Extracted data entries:
□ □ □ □ □

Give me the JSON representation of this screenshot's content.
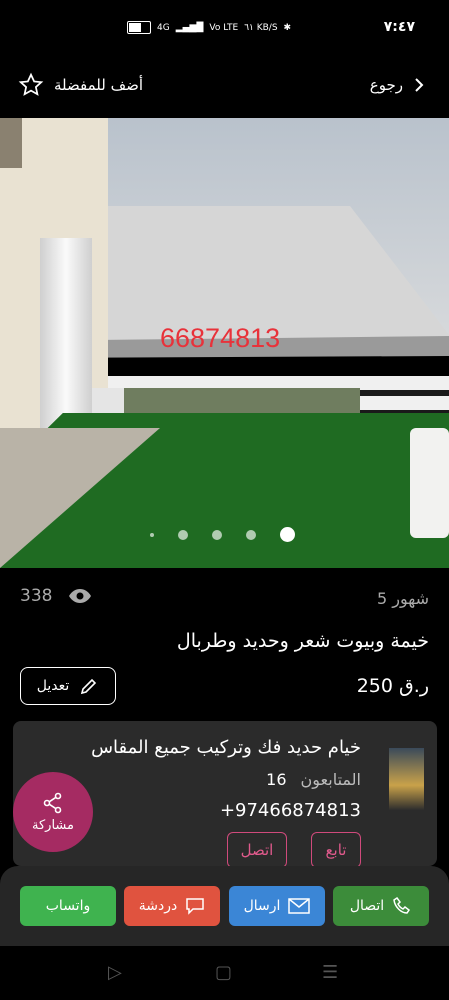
{
  "status_bar": {
    "time": "٧:٤٧",
    "network": "4G",
    "speed": "٦١ KB/S",
    "volte": "Vo LTE"
  },
  "nav": {
    "favorite_label": "أضف للمفضلة",
    "back_label": "رجوع"
  },
  "photo": {
    "watermark": "66874813",
    "slide_count": 5,
    "active_slide": 5
  },
  "listing": {
    "views": "338",
    "age": "5 شهور",
    "title": "خيمة وبيوت شعر وحديد وطربال",
    "price": "250 ر.ق",
    "edit_label": "تعديل"
  },
  "seller": {
    "name": "خيام حديد فك وتركيب جميع المقاس",
    "followers_label": "المتابعون",
    "followers_count": "16",
    "phone": "+97466874813",
    "follow_label": "تابع",
    "call_label": "اتصل"
  },
  "share_label": "مشاركة",
  "actions": {
    "call": {
      "label": "اتصال",
      "color": "#3c8c3a"
    },
    "send": {
      "label": "ارسال",
      "color": "#3b86d6"
    },
    "chat": {
      "label": "دردشة",
      "color": "#e0533f"
    },
    "whatsapp": {
      "label": "واتساب",
      "color": "#3fb34f"
    }
  },
  "accent_color": "#a52b62"
}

□ □ □ □ □

__Exercise instructions__: Give the data again exactly as written, with all pictures left out.

__Answer__:
Give me the JSON representation of this screenshot's content.
{
  "status_bar": {
    "time": "٧:٤٧",
    "network": "4G",
    "speed": "٦١ KB/S",
    "volte": "Vo LTE"
  },
  "nav": {
    "favorite_label": "أضف للمفضلة",
    "back_label": "رجوع"
  },
  "photo": {
    "watermark": "66874813",
    "slide_count": 5,
    "active_slide": 5
  },
  "listing": {
    "views": "338",
    "age": "5 شهور",
    "title": "خيمة وبيوت شعر وحديد وطربال",
    "price": "250 ر.ق",
    "edit_label": "تعديل"
  },
  "seller": {
    "name": "خيام حديد فك وتركيب جميع المقاس",
    "followers_label": "المتابعون",
    "followers_count": "16",
    "phone": "+97466874813",
    "follow_label": "تابع",
    "call_label": "اتصل"
  },
  "share_label": "مشاركة",
  "actions": {
    "call": {
      "label": "اتصال",
      "color": "#3c8c3a"
    },
    "send": {
      "label": "ارسال",
      "color": "#3b86d6"
    },
    "chat": {
      "label": "دردشة",
      "color": "#e0533f"
    },
    "whatsapp": {
      "label": "واتساب",
      "color": "#3fb34f"
    }
  },
  "accent_color": "#a52b62"
}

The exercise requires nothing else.